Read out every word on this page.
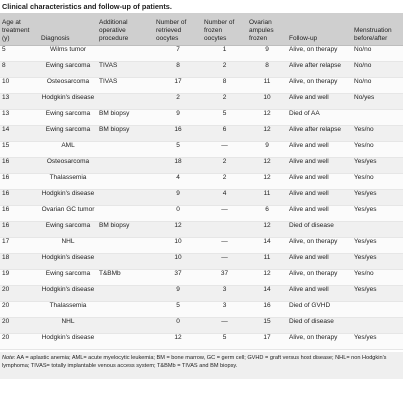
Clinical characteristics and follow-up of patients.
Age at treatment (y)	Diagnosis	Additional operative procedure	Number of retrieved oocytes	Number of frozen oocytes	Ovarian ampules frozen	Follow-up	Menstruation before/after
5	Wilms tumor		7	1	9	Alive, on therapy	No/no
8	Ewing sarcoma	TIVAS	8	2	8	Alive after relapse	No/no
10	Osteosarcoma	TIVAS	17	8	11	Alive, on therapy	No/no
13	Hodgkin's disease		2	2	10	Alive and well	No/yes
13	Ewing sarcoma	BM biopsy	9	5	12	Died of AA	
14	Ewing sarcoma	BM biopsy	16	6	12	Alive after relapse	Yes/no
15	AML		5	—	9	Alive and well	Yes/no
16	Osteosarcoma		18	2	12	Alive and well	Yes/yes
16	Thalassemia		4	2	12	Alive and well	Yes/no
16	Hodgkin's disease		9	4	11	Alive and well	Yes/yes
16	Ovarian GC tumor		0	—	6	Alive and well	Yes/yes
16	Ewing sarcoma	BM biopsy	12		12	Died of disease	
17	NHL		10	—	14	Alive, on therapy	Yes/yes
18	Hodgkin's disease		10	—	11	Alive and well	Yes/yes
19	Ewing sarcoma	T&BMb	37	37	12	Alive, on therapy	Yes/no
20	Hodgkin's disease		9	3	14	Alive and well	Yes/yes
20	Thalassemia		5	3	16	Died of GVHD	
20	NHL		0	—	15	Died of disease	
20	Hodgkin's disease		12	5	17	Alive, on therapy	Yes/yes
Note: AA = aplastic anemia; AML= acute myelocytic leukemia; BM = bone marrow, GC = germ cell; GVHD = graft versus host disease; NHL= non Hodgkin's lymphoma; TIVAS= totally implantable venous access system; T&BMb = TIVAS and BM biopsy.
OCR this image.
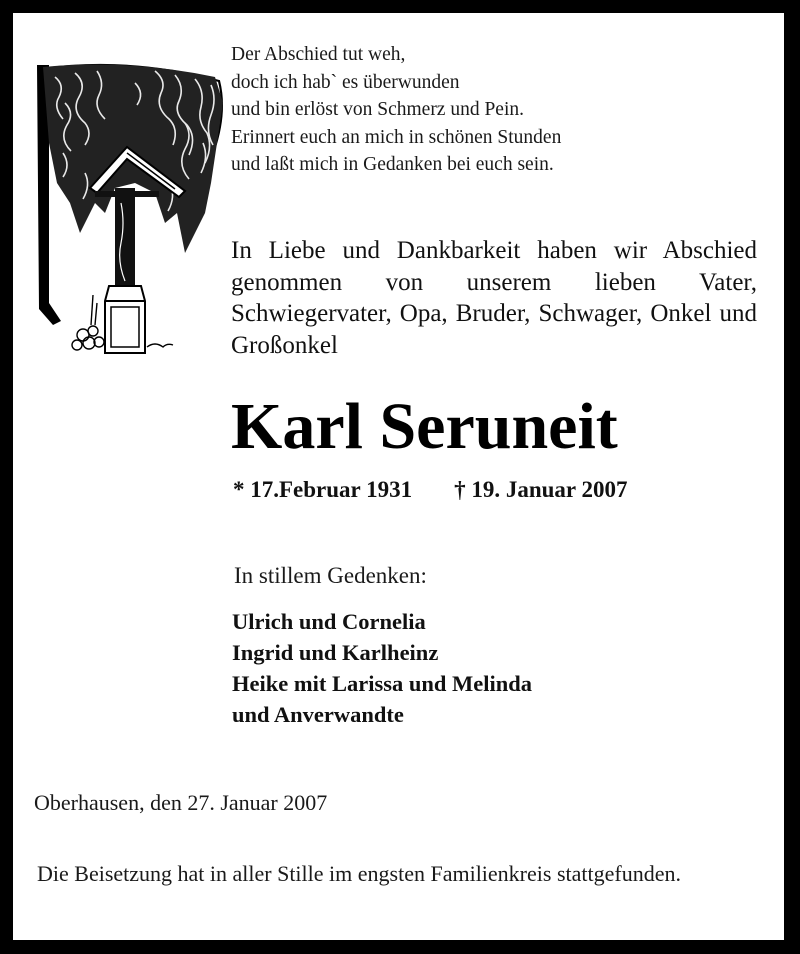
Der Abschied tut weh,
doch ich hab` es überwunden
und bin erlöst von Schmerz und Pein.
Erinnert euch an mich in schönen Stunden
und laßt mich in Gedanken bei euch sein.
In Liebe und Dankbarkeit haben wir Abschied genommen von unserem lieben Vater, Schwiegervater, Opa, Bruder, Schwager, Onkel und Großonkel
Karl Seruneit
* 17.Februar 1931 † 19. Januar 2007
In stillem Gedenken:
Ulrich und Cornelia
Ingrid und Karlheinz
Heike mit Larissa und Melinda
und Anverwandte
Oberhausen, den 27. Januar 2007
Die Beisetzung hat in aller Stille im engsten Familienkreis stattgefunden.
++++++++++
(What is expected) Taking the records above as a whole, work out how many of their lines hold the word "Osteosarcoma". The reply should be that number alone.

(Solution for this task) 2